---- DOCUMENT TEXT

Public Health officials are tracking Shigella in the Vancouver. Time for them to swoop down on the Carnegie Center cafeteria and enforce stricter health standards.

The problem of the Carnegie cafeteria being unclean is an ongoing one under the administration of Director Ethel Whitty. The Downtown Eastside Enquirer has mentioned this and other inadequate provision of services previously, and drew the ire of Whitty who at one point was involved in a "witch hunt" at Carnegie to find tattle-tale bloggers.

Tuesday, June 12, 2007

Homeless Blogger Gets Elected


Holy brazen blogger, Batman! Bill got elected!

William "Bill" Simpson, a homeless man in Vancouver who was barred from the Carnegie Learning Centre for allegedly blogging, won a seat on the Board of Directors at Carnegie Centre last Thursday evening.

Carnegie is a community Centre operated by City of Vancouver management staff with input from a Board of Directors elected from the membership of the Centre. Carnegie doubles as a left wing organizing base in the Downtown Eastside neighborhood. It publishes the left wing Carnegie Newsletter, in which editor Paul Taylor has admitted in writing that he censors submissions not ideologically compatible with his views. When a blog, The Downtown Eastside Enquirer, deviated from the party line, it drew fire from Carnegie staff, Board members, and the Newsletter.

Simpson opened his candidate's speech at the June 7th Annual General Meeting with, "I am not the blogger." The crowd laughed.

But laughs don't get you elected. Votes do. So Simpson brought a contingent of Carnegie members with him to the meeting. In the days before the election, Simpson, a tall, blue-eyed man in his mid fifties with wavy, light brown graying hair which he wears in a short ponytail, says, "I talked to people and asked them if they'd be willing to come to the AGM and support me."

--------

### STATED GOAL
Duplicate a passage of the Carnegie Centre post word for word, starting with "Tuesday, June 12, 2007" and going on through "last Thursday evening.". Rely only on the Carnegie Centre post above.

---- DATA EXCERPTS

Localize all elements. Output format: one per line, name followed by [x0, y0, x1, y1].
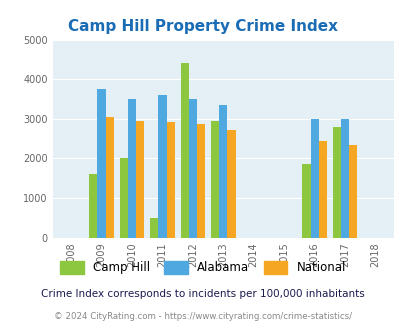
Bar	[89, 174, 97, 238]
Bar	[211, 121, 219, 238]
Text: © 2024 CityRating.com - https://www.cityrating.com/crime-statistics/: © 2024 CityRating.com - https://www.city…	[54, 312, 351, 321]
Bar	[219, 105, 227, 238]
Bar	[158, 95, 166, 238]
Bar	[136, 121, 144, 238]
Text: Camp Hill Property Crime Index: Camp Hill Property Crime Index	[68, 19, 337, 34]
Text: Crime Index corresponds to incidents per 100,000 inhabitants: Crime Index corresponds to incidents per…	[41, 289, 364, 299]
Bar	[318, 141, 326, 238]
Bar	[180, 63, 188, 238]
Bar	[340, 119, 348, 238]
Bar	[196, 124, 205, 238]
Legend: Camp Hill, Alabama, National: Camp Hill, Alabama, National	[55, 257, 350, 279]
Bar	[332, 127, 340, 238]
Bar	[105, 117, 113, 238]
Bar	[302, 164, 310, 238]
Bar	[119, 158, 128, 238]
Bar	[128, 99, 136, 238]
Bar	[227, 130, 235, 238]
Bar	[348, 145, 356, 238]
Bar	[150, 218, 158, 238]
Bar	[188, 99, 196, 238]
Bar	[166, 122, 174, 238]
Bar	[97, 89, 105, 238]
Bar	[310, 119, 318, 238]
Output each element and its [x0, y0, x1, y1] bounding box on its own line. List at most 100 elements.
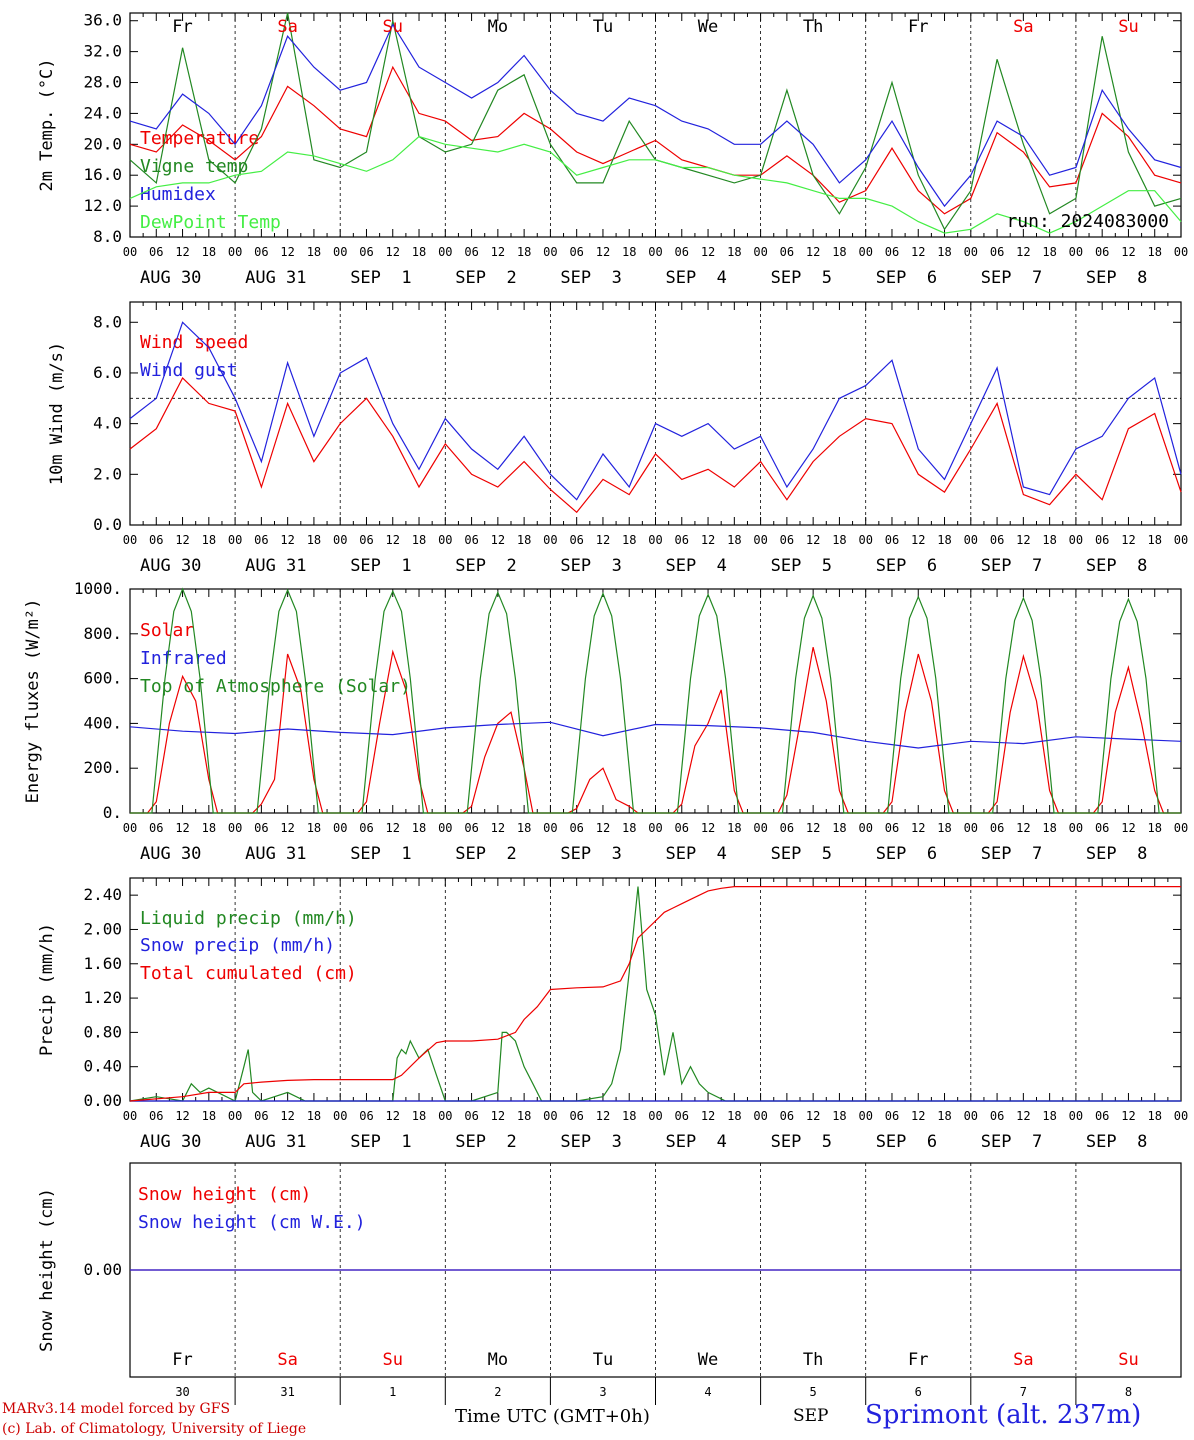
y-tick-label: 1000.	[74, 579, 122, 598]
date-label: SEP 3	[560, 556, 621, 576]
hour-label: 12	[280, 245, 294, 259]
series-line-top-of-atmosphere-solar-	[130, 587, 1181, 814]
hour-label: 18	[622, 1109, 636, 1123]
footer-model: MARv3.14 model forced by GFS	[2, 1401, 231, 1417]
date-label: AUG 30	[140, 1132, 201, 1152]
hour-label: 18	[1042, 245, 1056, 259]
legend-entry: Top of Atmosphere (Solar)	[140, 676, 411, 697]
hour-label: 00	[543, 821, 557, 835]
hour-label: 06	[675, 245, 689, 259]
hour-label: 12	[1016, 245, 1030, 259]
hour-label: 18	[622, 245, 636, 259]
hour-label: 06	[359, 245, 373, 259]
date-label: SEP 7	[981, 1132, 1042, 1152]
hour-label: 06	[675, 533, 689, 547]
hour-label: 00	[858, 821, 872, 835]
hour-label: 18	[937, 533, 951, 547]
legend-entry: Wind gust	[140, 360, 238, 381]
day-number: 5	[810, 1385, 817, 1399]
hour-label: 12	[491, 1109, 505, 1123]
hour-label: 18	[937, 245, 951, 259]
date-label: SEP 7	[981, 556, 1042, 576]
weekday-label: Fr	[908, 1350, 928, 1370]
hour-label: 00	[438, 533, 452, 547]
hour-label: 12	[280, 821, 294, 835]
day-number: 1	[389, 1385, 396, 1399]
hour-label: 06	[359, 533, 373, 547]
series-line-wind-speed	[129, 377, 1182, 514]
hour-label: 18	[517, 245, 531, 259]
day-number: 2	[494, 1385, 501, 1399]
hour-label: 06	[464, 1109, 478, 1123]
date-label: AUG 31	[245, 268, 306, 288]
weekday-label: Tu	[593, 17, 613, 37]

--------

### RESPONSE TO THE EXERCISE
Tuesday, June 12, 2007

Homeless Blogger Gets Elected


Holy brazen blogger, Batman! Bill got elected!

William "Bill" Simpson, a homeless man in Vancouver who was barred from the Carnegie Learning Centre for allegedly blogging, won a seat on the Board of Directors at Carnegie Centre last Thursday evening.